Take the material and output all of it exactly.

━━━ MATERIAL FOR THIS EXERCISE

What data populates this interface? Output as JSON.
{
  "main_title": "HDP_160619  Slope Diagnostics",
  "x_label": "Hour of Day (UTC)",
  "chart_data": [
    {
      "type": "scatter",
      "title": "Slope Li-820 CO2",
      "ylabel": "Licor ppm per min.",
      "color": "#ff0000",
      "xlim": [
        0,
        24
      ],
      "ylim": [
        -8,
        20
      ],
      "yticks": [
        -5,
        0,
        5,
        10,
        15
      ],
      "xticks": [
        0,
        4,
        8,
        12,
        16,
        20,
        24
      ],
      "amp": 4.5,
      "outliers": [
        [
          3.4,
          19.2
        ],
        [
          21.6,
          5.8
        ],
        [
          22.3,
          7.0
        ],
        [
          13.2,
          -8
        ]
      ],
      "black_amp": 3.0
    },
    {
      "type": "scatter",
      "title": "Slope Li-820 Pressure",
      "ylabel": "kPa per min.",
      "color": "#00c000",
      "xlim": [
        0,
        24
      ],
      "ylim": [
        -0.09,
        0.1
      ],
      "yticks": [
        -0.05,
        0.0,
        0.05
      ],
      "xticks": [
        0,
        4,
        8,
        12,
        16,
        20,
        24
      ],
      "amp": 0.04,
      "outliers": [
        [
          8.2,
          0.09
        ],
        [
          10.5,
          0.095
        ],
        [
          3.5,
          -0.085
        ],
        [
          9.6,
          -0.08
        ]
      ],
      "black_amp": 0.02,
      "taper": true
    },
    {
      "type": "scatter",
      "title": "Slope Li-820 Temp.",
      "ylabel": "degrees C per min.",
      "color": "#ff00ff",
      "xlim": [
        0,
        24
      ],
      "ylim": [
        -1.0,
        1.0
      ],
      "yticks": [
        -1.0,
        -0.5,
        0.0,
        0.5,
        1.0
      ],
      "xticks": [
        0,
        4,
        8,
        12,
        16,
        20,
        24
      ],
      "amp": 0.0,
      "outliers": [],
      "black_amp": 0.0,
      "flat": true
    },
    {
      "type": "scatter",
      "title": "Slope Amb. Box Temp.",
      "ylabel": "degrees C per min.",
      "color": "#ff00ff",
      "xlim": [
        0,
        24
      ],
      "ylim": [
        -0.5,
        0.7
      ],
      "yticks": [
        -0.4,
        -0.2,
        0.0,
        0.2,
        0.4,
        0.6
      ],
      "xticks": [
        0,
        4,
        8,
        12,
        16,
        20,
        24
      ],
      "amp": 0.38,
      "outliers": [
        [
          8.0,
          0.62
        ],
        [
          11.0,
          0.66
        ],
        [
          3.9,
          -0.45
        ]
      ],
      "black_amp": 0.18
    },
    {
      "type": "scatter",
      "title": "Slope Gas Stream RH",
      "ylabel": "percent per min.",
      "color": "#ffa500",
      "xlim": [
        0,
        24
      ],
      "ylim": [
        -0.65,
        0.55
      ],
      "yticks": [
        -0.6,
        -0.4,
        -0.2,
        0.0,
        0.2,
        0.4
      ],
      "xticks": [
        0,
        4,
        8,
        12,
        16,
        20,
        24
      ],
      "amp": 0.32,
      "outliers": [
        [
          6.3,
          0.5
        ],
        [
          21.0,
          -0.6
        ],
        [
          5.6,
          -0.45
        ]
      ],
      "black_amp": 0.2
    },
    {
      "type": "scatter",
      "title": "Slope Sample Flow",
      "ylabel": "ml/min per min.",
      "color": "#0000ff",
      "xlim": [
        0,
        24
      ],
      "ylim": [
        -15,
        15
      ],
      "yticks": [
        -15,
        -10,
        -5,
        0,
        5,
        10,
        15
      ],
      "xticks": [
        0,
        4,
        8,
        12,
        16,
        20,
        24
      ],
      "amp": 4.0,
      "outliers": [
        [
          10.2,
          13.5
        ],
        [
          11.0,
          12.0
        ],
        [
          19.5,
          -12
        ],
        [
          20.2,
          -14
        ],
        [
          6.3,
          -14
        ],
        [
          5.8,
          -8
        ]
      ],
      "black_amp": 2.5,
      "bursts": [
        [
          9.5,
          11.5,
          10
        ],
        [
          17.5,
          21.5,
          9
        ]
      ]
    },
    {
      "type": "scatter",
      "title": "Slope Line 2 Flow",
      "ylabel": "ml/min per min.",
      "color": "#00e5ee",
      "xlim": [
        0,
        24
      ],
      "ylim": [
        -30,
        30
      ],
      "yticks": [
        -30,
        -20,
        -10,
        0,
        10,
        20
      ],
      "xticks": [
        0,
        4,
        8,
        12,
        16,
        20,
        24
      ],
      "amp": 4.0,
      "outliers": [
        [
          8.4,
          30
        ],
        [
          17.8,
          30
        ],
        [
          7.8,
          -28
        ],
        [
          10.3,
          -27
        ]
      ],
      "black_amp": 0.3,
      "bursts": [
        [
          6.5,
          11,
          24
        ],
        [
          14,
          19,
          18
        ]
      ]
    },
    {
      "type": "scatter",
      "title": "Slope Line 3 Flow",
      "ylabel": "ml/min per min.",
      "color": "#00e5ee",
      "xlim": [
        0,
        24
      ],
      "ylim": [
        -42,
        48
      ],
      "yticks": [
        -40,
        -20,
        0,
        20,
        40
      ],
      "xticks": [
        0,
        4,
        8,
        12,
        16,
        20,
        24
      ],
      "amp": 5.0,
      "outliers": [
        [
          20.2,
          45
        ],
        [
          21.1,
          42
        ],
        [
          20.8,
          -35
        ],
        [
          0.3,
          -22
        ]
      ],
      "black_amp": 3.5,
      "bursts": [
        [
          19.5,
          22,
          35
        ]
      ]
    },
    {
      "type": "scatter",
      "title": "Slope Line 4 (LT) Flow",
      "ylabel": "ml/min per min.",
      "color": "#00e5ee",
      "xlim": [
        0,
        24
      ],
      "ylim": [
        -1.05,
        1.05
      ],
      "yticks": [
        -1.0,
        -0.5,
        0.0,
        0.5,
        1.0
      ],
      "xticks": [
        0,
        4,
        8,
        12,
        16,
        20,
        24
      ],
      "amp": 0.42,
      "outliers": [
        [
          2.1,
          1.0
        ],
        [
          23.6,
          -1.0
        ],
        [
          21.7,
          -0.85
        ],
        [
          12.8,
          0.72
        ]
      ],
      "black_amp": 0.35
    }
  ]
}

━━━━━━

EXERCISE ANSWER –
What data populates this interface? Output as JSON.
{
  "main_title": "HDP_160619  Slope Diagnostics",
  "x_label": "Hour of Day (UTC)",
  "chart_data": [
    {
      "type": "scatter",
      "title": "Slope Li-820 CO2",
      "ylabel": "Licor ppm per min.",
      "color": "#ff0000",
      "xlim": [
        0,
        24
      ],
      "ylim": [
        -8,
        20
      ],
      "yticks": [
        -5,
        0,
        5,
        10,
        15
      ],
      "xticks": [
        0,
        4,
        8,
        12,
        16,
        20,
        24
      ],
      "amp": 4.5,
      "outliers": [
        [
          3.4,
          19.2
        ],
        [
          21.6,
          5.8
        ],
        [
          22.3,
          7.0
        ],
        [
          13.2,
          -8
        ]
      ],
      "black_amp": 3.0
    },
    {
      "type": "scatter",
      "title": "Slope Li-820 Pressure",
      "ylabel": "kPa per min.",
      "color": "#00c000",
      "xlim": [
        0,
        24
      ],
      "ylim": [
        -0.09,
        0.1
      ],
      "yticks": [
        -0.05,
        0.0,
        0.05
      ],
      "xticks": [
        0,
        4,
        8,
        12,
        16,
        20,
        24
      ],
      "amp": 0.04,
      "outliers": [
        [
          8.2,
          0.09
        ],
        [
          10.5,
          0.095
        ],
        [
          3.5,
          -0.085
        ],
        [
          9.6,
          -0.08
        ]
      ],
      "black_amp": 0.02,
      "taper": true
    },
    {
      "type": "scatter",
      "title": "Slope Li-820 Temp.",
      "ylabel": "degrees C per min.",
      "color": "#ff00ff",
      "xlim": [
        0,
        24
      ],
      "ylim": [
        -1.0,
        1.0
      ],
      "yticks": [
        -1.0,
        -0.5,
        0.0,
        0.5,
        1.0
      ],
      "xticks": [
        0,
        4,
        8,
        12,
        16,
        20,
        24
      ],
      "amp": 0.0,
      "outliers": [],
      "black_amp": 0.0,
      "flat": true
    },
    {
      "type": "scatter",
      "title": "Slope Amb. Box Temp.",
      "ylabel": "degrees C per min.",
      "color": "#ff00ff",
      "xlim": [
        0,
        24
      ],
      "ylim": [
        -0.5,
        0.7
      ],
      "yticks": [
        -0.4,
        -0.2,
        0.0,
        0.2,
        0.4,
        0.6
      ],
      "xticks": [
        0,
        4,
        8,
        12,
        16,
        20,
        24
      ],
      "amp": 0.38,
      "outliers": [
        [
          8.0,
          0.62
        ],
        [
          11.0,
          0.66
        ],
        [
          3.9,
          -0.45
        ]
      ],
      "black_amp": 0.18
    },
    {
      "type": "scatter",
      "title": "Slope Gas Stream RH",
      "ylabel": "percent per min.",
      "color": "#ffa500",
      "xlim": [
        0,
        24
      ],
      "ylim": [
        -0.65,
        0.55
      ],
      "yticks": [
        -0.6,
        -0.4,
        -0.2,
        0.0,
        0.2,
        0.4
      ],
      "xticks": [
        0,
        4,
        8,
        12,
        16,
        20,
        24
      ],
      "amp": 0.32,
      "outliers": [
        [
          6.3,
          0.5
        ],
        [
          21.0,
          -0.6
        ],
        [
          5.6,
          -0.45
        ]
      ],
      "black_amp": 0.2
    },
    {
      "type": "scatter",
      "title": "Slope Sample Flow",
      "ylabel": "ml/min per min.",
      "color": "#0000ff",
      "xlim": [
        0,
        24
      ],
      "ylim": [
        -15,
        15
      ],
      "yticks": [
        -15,
        -10,
        -5,
        0,
        5,
        10,
        15
      ],
      "xticks": [
        0,
        4,
        8,
        12,
        16,
        20,
        24
      ],
      "amp": 4.0,
      "outliers": [
        [
          10.2,
          13.5
        ],
        [
          11.0,
          12.0
        ],
        [
          19.5,
          -12
        ],
        [
          20.2,
          -14
        ],
        [
          6.3,
          -14
        ],
        [
          5.8,
          -8
        ]
      ],
      "black_amp": 2.5,
      "bursts": [
        [
          9.5,
          11.5,
          10
        ],
        [
          17.5,
          21.5,
          9
        ]
      ]
    },
    {
      "type": "scatter",
      "title": "Slope Line 2 Flow",
      "ylabel": "ml/min per min.",
      "color": "#00e5ee",
      "xlim": [
        0,
        24
      ],
      "ylim": [
        -30,
        30
      ],
      "yticks": [
        -30,
        -20,
        -10,
        0,
        10,
        20
      ],
      "xticks": [
        0,
        4,
        8,
        12,
        16,
        20,
        24
      ],
      "amp": 4.0,
      "outliers": [
        [
          8.4,
          30
        ],
        [
          17.8,
          30
        ],
        [
          7.8,
          -28
        ],
        [
          10.3,
          -27
        ]
      ],
      "black_amp": 0.3,
      "bursts": [
        [
          6.5,
          11,
          24
        ],
        [
          14,
          19,
          18
        ]
      ]
    },
    {
      "type": "scatter",
      "title": "Slope Line 3 Flow",
      "ylabel": "ml/min per min.",
      "color": "#00e5ee",
      "xlim": [
        0,
        24
      ],
      "ylim": [
        -42,
        48
      ],
      "yticks": [
        -40,
        -20,
        0,
        20,
        40
      ],
      "xticks": [
        0,
        4,
        8,
        12,
        16,
        20,
        24
      ],
      "amp": 5.0,
      "outliers": [
        [
          20.2,
          45
        ],
        [
          21.1,
          42
        ],
        [
          20.8,
          -35
        ],
        [
          0.3,
          -22
        ]
      ],
      "black_amp": 3.5,
      "bursts": [
        [
          19.5,
          22,
          35
        ]
      ]
    },
    {
      "type": "scatter",
      "title": "Slope Line 4 (LT) Flow",
      "ylabel": "ml/min per min.",
      "color": "#00e5ee",
      "xlim": [
        0,
        24
      ],
      "ylim": [
        -1.05,
        1.05
      ],
      "yticks": [
        -1.0,
        -0.5,
        0.0,
        0.5,
        1.0
      ],
      "xticks": [
        0,
        4,
        8,
        12,
        16,
        20,
        24
      ],
      "amp": 0.42,
      "outliers": [
        [
          2.1,
          1.0
        ],
        [
          23.6,
          -1.0
        ],
        [
          21.7,
          -0.85
        ],
        [
          12.8,
          0.72
        ]
      ],
      "black_amp": 0.35
    }
  ]
}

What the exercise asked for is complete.